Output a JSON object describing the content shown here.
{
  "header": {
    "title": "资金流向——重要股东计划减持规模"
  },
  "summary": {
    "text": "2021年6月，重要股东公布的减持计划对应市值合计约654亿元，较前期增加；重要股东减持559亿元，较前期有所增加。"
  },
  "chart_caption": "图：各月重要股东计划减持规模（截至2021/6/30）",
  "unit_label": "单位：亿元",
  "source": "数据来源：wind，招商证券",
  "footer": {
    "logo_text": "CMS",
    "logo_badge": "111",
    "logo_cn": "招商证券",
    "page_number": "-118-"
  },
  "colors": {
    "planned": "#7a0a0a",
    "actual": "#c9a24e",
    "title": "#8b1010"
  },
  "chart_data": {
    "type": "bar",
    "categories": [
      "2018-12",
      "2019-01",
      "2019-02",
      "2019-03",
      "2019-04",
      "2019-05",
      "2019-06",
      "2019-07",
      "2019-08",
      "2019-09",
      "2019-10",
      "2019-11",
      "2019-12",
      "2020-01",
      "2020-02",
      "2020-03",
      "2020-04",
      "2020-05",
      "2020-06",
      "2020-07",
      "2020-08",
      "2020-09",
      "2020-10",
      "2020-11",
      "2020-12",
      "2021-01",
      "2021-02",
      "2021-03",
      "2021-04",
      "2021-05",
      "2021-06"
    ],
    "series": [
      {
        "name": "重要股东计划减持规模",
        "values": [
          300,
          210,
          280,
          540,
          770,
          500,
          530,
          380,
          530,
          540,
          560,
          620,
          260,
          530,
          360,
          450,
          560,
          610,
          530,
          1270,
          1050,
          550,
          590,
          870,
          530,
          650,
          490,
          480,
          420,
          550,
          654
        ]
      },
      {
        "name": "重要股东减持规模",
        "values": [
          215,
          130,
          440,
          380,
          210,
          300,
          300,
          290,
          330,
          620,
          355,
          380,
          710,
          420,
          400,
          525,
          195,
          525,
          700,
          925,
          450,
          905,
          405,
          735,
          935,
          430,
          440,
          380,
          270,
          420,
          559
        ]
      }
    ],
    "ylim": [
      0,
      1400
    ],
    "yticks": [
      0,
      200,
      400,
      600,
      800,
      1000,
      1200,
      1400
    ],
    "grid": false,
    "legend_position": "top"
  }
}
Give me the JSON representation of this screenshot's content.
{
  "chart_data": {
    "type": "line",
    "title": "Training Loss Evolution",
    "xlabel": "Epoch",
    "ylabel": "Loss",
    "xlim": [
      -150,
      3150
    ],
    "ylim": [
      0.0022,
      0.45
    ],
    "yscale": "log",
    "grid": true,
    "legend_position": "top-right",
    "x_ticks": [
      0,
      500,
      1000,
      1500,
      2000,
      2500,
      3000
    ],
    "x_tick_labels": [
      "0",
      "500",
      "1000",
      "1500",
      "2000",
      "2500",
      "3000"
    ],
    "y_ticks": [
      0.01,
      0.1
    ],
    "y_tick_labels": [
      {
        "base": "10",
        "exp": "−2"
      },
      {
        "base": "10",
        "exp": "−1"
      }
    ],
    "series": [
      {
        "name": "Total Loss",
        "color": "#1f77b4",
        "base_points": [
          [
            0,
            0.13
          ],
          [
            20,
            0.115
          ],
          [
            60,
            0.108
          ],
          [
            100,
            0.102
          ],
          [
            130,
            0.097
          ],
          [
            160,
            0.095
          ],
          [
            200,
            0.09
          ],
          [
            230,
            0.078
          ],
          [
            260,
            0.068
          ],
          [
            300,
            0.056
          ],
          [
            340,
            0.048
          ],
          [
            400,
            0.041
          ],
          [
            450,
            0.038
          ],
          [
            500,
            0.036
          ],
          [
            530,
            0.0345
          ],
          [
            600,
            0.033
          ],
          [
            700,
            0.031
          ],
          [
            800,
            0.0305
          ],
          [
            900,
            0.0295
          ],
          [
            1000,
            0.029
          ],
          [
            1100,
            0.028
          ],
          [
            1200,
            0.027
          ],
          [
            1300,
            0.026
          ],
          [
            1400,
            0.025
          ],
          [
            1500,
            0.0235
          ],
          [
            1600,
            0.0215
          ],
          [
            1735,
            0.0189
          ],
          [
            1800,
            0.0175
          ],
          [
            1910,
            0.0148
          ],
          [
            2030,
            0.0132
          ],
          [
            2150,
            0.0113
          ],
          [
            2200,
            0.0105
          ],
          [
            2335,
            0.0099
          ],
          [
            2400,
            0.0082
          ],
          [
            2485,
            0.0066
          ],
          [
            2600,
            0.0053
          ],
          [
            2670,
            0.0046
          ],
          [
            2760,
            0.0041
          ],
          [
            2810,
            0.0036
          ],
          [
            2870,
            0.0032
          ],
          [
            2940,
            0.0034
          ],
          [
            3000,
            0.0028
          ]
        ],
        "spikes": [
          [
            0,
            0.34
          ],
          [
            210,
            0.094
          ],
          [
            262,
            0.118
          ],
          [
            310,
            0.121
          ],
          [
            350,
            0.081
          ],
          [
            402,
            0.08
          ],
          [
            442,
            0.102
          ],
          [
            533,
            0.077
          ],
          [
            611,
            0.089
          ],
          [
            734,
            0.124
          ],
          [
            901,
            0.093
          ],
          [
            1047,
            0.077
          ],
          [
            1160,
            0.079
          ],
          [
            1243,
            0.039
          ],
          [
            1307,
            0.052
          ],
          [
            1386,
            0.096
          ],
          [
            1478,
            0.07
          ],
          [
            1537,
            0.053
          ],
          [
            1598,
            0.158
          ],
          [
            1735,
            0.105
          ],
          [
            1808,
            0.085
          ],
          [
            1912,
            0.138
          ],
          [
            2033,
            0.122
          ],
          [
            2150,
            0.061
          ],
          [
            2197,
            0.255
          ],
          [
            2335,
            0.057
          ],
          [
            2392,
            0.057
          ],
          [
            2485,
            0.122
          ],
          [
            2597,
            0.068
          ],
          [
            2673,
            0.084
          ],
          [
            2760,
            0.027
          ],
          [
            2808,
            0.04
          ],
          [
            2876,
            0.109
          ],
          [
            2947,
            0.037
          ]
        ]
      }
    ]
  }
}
________________
§ **Work to complete**
Reproduce the material exactly, with every line intact.

§ **Problem solution**
Output a JSON object describing the content shown here.
{
  "header": {
    "title": "资金流向——重要股东计划减持规模"
  },
  "summary": {
    "text": "2021年6月，重要股东公布的减持计划对应市值合计约654亿元，较前期增加；重要股东减持559亿元，较前期有所增加。"
  },
  "chart_caption": "图：各月重要股东计划减持规模（截至2021/6/30）",
  "unit_label": "单位：亿元",
  "source": "数据来源：wind，招商证券",
  "footer": {
    "logo_text": "CMS",
    "logo_badge": "111",
    "logo_cn": "招商证券",
    "page_number": "-118-"
  },
  "colors": {
    "planned": "#7a0a0a",
    "actual": "#c9a24e",
    "title": "#8b1010"
  },
  "chart_data": {
    "type": "bar",
    "categories": [
      "2018-12",
      "2019-01",
      "2019-02",
      "2019-03",
      "2019-04",
      "2019-05",
      "2019-06",
      "2019-07",
      "2019-08",
      "2019-09",
      "2019-10",
      "2019-11",
      "2019-12",
      "2020-01",
      "2020-02",
      "2020-03",
      "2020-04",
      "2020-05",
      "2020-06",
      "2020-07",
      "2020-08",
      "2020-09",
      "2020-10",
      "2020-11",
      "2020-12",
      "2021-01",
      "2021-02",
      "2021-03",
      "2021-04",
      "2021-05",
      "2021-06"
    ],
    "series": [
      {
        "name": "重要股东计划减持规模",
        "values": [
          300,
          210,
          280,
          540,
          770,
          500,
          530,
          380,
          530,
          540,
          560,
          620,
          260,
          530,
          360,
          450,
          560,
          610,
          530,
          1270,
          1050,
          550,
          590,
          870,
          530,
          650,
          490,
          480,
          420,
          550,
          654
        ]
      },
      {
        "name": "重要股东减持规模",
        "values": [
          215,
          130,
          440,
          380,
          210,
          300,
          300,
          290,
          330,
          620,
          355,
          380,
          710,
          420,
          400,
          525,
          195,
          525,
          700,
          925,
          450,
          905,
          405,
          735,
          935,
          430,
          440,
          380,
          270,
          420,
          559
        ]
      }
    ],
    "ylim": [
      0,
      1400
    ],
    "yticks": [
      0,
      200,
      400,
      600,
      800,
      1000,
      1200,
      1400
    ],
    "grid": false,
    "legend_position": "top"
  }
}
Give me the JSON representation of this screenshot's content.
{
  "chart_data": {
    "type": "line",
    "title": "Training Loss Evolution",
    "xlabel": "Epoch",
    "ylabel": "Loss",
    "xlim": [
      -150,
      3150
    ],
    "ylim": [
      0.0022,
      0.45
    ],
    "yscale": "log",
    "grid": true,
    "legend_position": "top-right",
    "x_ticks": [
      0,
      500,
      1000,
      1500,
      2000,
      2500,
      3000
    ],
    "x_tick_labels": [
      "0",
      "500",
      "1000",
      "1500",
      "2000",
      "2500",
      "3000"
    ],
    "y_ticks": [
      0.01,
      0.1
    ],
    "y_tick_labels": [
      {
        "base": "10",
        "exp": "−2"
      },
      {
        "base": "10",
        "exp": "−1"
      }
    ],
    "series": [
      {
        "name": "Total Loss",
        "color": "#1f77b4",
        "base_points": [
          [
            0,
            0.13
          ],
          [
            20,
            0.115
          ],
          [
            60,
            0.108
          ],
          [
            100,
            0.102
          ],
          [
            130,
            0.097
          ],
          [
            160,
            0.095
          ],
          [
            200,
            0.09
          ],
          [
            230,
            0.078
          ],
          [
            260,
            0.068
          ],
          [
            300,
            0.056
          ],
          [
            340,
            0.048
          ],
          [
            400,
            0.041
          ],
          [
            450,
            0.038
          ],
          [
            500,
            0.036
          ],
          [
            530,
            0.0345
          ],
          [
            600,
            0.033
          ],
          [
            700,
            0.031
          ],
          [
            800,
            0.0305
          ],
          [
            900,
            0.0295
          ],
          [
            1000,
            0.029
          ],
          [
            1100,
            0.028
          ],
          [
            1200,
            0.027
          ],
          [
            1300,
            0.026
          ],
          [
            1400,
            0.025
          ],
          [
            1500,
            0.0235
          ],
          [
            1600,
            0.0215
          ],
          [
            1735,
            0.0189
          ],
          [
            1800,
            0.0175
          ],
          [
            1910,
            0.0148
          ],
          [
            2030,
            0.0132
          ],
          [
            2150,
            0.0113
          ],
          [
            2200,
            0.0105
          ],
          [
            2335,
            0.0099
          ],
          [
            2400,
            0.0082
          ],
          [
            2485,
            0.0066
          ],
          [
            2600,
            0.0053
          ],
          [
            2670,
            0.0046
          ],
          [
            2760,
            0.0041
          ],
          [
            2810,
            0.0036
          ],
          [
            2870,
            0.0032
          ],
          [
            2940,
            0.0034
          ],
          [
            3000,
            0.0028
          ]
        ],
        "spikes": [
          [
            0,
            0.34
          ],
          [
            210,
            0.094
          ],
          [
            262,
            0.118
          ],
          [
            310,
            0.121
          ],
          [
            350,
            0.081
          ],
          [
            402,
            0.08
          ],
          [
            442,
            0.102
          ],
          [
            533,
            0.077
          ],
          [
            611,
            0.089
          ],
          [
            734,
            0.124
          ],
          [
            901,
            0.093
          ],
          [
            1047,
            0.077
          ],
          [
            1160,
            0.079
          ],
          [
            1243,
            0.039
          ],
          [
            1307,
            0.052
          ],
          [
            1386,
            0.096
          ],
          [
            1478,
            0.07
          ],
          [
            1537,
            0.053
          ],
          [
            1598,
            0.158
          ],
          [
            1735,
            0.105
          ],
          [
            1808,
            0.085
          ],
          [
            1912,
            0.138
          ],
          [
            2033,
            0.122
          ],
          [
            2150,
            0.061
          ],
          [
            2197,
            0.255
          ],
          [
            2335,
            0.057
          ],
          [
            2392,
            0.057
          ],
          [
            2485,
            0.122
          ],
          [
            2597,
            0.068
          ],
          [
            2673,
            0.084
          ],
          [
            2760,
            0.027
          ],
          [
            2808,
            0.04
          ],
          [
            2876,
            0.109
          ],
          [
            2947,
            0.037
          ]
        ]
      }
    ]
  }
}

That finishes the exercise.